### Exercise directions
Find the line containing "What's the underlying". Return it and every line after it, unchanged, up to and including the last line.

Stored entries

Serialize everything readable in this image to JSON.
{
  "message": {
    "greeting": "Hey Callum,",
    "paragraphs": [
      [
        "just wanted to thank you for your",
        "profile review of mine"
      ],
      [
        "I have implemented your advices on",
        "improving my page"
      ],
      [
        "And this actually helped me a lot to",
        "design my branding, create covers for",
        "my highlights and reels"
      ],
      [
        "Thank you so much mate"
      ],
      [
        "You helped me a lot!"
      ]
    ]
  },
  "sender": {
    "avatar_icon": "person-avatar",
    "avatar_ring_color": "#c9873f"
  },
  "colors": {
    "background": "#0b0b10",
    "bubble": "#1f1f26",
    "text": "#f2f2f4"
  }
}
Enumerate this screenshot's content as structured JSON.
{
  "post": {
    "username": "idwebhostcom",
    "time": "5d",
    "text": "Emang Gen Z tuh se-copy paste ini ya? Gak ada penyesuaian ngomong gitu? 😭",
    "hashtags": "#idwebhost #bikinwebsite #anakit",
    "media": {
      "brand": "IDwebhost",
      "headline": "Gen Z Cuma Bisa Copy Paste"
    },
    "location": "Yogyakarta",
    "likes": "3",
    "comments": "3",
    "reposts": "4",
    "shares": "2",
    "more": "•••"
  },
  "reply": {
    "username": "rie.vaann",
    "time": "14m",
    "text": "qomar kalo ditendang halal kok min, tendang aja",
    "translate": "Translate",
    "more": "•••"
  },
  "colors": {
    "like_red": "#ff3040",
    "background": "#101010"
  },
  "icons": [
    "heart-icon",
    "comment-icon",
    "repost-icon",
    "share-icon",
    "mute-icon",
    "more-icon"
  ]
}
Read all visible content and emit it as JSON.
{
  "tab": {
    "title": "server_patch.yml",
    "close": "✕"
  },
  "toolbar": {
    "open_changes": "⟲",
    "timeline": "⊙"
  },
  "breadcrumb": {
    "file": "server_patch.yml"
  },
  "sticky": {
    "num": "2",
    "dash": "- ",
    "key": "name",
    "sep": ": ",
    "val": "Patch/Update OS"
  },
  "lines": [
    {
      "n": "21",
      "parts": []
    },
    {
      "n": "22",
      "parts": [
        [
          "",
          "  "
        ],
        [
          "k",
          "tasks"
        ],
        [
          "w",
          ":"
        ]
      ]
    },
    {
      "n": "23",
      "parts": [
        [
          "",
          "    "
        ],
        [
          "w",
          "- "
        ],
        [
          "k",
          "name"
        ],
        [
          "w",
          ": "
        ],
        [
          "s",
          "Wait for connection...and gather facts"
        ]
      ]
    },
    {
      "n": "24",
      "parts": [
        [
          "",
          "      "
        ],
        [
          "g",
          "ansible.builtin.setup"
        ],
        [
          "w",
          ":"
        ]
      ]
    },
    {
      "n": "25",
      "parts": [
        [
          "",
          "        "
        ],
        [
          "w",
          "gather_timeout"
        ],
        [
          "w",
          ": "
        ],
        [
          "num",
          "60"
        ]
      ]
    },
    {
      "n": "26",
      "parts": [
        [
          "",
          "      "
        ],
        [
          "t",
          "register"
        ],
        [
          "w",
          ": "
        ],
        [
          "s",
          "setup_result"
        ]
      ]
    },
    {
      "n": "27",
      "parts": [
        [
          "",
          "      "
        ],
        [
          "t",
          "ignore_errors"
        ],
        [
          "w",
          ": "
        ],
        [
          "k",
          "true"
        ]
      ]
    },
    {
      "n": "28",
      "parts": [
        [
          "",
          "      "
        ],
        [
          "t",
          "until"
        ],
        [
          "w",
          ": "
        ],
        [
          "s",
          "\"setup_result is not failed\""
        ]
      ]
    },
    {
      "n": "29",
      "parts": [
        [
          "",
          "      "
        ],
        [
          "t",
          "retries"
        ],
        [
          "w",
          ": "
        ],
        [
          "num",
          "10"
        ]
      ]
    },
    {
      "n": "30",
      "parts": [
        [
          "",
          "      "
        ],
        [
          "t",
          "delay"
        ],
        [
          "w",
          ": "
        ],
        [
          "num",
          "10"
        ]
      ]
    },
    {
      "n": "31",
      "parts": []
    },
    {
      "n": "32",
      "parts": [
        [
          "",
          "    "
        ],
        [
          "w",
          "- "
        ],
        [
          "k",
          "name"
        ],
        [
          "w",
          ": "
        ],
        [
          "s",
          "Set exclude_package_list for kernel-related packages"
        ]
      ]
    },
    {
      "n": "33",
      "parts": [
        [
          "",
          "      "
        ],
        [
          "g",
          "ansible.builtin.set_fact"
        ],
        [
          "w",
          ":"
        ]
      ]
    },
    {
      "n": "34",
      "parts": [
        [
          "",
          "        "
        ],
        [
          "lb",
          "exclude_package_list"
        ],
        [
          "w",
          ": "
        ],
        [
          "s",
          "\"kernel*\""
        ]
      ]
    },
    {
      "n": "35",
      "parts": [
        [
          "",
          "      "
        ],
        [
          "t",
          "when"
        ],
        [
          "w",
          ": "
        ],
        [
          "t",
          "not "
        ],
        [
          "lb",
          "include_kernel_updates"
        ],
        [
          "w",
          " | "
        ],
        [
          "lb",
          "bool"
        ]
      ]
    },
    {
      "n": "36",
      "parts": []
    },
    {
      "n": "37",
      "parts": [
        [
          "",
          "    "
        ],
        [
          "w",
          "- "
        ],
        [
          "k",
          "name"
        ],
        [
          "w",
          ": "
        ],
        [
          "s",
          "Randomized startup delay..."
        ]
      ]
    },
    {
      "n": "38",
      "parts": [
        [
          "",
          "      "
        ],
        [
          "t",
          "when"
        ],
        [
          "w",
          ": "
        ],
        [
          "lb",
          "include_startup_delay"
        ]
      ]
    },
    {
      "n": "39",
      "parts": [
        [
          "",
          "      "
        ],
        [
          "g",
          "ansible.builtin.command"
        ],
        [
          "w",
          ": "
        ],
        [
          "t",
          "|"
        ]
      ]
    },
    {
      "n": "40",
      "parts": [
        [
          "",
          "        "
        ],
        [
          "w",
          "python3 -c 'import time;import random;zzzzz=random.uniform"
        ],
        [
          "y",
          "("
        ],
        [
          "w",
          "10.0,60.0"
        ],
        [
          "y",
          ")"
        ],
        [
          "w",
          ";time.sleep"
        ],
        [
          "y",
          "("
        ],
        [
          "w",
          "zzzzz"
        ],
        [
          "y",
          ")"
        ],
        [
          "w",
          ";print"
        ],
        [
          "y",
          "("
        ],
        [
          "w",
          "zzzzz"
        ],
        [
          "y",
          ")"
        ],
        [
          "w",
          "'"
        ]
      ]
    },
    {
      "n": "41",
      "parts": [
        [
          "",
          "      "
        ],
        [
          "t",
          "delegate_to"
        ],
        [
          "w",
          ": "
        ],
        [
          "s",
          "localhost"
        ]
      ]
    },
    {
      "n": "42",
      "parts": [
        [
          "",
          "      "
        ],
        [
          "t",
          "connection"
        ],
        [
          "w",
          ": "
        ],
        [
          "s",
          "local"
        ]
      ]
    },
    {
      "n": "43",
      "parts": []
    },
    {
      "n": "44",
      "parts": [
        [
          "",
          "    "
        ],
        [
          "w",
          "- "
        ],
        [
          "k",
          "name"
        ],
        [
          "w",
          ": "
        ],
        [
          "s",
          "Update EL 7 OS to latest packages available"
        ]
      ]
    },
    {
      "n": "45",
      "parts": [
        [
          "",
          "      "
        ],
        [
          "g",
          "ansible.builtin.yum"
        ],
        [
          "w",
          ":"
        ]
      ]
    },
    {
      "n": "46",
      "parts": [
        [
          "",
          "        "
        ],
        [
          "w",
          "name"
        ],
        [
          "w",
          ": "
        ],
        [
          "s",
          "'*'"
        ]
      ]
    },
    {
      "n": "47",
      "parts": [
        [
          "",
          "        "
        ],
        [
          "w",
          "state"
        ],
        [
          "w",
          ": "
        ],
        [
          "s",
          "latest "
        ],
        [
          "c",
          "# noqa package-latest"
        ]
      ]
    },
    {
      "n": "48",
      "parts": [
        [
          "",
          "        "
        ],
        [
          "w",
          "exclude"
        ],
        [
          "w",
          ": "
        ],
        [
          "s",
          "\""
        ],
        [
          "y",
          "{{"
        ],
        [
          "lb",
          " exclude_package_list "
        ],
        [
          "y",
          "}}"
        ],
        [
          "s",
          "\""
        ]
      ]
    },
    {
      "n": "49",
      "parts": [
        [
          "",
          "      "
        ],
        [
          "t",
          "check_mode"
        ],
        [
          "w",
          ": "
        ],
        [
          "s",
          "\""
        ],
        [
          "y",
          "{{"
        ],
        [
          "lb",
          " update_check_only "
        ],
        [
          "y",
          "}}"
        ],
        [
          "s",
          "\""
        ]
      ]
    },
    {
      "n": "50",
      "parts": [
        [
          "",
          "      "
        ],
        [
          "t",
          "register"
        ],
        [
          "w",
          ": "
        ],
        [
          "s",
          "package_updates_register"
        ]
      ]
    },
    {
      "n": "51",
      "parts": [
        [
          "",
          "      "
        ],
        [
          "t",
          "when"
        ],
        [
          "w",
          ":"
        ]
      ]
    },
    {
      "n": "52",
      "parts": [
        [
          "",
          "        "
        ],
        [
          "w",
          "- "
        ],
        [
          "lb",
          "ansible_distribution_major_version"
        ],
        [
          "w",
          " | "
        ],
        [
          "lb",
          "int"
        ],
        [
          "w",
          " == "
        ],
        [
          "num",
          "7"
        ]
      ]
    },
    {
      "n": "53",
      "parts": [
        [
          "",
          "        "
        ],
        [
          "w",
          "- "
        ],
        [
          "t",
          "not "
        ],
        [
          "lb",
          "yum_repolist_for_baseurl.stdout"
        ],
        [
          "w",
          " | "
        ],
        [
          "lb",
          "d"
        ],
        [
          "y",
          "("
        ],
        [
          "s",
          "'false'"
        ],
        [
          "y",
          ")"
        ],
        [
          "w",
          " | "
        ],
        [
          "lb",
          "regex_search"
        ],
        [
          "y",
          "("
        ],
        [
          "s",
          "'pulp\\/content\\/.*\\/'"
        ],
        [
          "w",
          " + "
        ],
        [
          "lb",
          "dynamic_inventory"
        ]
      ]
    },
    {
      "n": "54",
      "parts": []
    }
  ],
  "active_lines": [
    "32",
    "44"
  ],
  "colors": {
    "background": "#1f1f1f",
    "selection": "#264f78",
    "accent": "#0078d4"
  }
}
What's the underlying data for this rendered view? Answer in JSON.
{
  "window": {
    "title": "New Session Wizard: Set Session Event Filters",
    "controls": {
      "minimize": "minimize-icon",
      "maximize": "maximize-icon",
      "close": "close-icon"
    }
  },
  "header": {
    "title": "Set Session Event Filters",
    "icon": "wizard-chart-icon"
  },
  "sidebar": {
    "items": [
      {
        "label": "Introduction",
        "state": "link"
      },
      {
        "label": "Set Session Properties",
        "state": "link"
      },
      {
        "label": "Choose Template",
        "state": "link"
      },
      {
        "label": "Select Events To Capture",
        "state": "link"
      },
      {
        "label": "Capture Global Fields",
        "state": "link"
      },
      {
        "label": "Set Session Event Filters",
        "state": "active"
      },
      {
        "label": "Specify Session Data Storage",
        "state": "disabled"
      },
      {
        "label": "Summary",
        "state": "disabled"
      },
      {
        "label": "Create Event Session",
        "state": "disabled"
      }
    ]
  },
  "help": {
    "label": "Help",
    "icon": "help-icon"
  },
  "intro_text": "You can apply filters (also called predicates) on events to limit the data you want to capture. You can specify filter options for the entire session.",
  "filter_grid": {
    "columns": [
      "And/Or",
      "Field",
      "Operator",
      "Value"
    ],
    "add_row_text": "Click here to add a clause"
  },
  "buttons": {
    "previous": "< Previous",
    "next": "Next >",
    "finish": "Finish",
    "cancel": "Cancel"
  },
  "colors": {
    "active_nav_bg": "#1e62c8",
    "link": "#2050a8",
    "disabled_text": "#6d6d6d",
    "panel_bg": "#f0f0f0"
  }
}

### Result of the task
What's the underlying data for this rendered view? Answer in JSON.
{
  "window": {
    "title": "New Session Wizard: Set Session Event Filters",
    "controls": {
      "minimize": "minimize-icon",
      "maximize": "maximize-icon",
      "close": "close-icon"
    }
  },
  "header": {
    "title": "Set Session Event Filters",
    "icon": "wizard-chart-icon"
  },
  "sidebar": {
    "items": [
      {
        "label": "Introduction",
        "state": "link"
      },
      {
        "label": "Set Session Properties",
        "state": "link"
      },
      {
        "label": "Choose Template",
        "state": "link"
      },
      {
        "label": "Select Events To Capture",
        "state": "link"
      },
      {
        "label": "Capture Global Fields",
        "state": "link"
      },
      {
        "label": "Set Session Event Filters",
        "state": "active"
      },
      {
        "label": "Specify Session Data Storage",
        "state": "disabled"
      },
      {
        "label": "Summary",
        "state": "disabled"
      },
      {
        "label": "Create Event Session",
        "state": "disabled"
      }
    ]
  },
  "help": {
    "label": "Help",
    "icon": "help-icon"
  },
  "intro_text": "You can apply filters (also called predicates) on events to limit the data you want to capture. You can specify filter options for the entire session.",
  "filter_grid": {
    "columns": [
      "And/Or",
      "Field",
      "Operator",
      "Value"
    ],
    "add_row_text": "Click here to add a clause"
  },
  "buttons": {
    "previous": "< Previous",
    "next": "Next >",
    "finish": "Finish",
    "cancel": "Cancel"
  },
  "colors": {
    "active_nav_bg": "#1e62c8",
    "link": "#2050a8",
    "disabled_text": "#6d6d6d",
    "panel_bg": "#f0f0f0"
  }
}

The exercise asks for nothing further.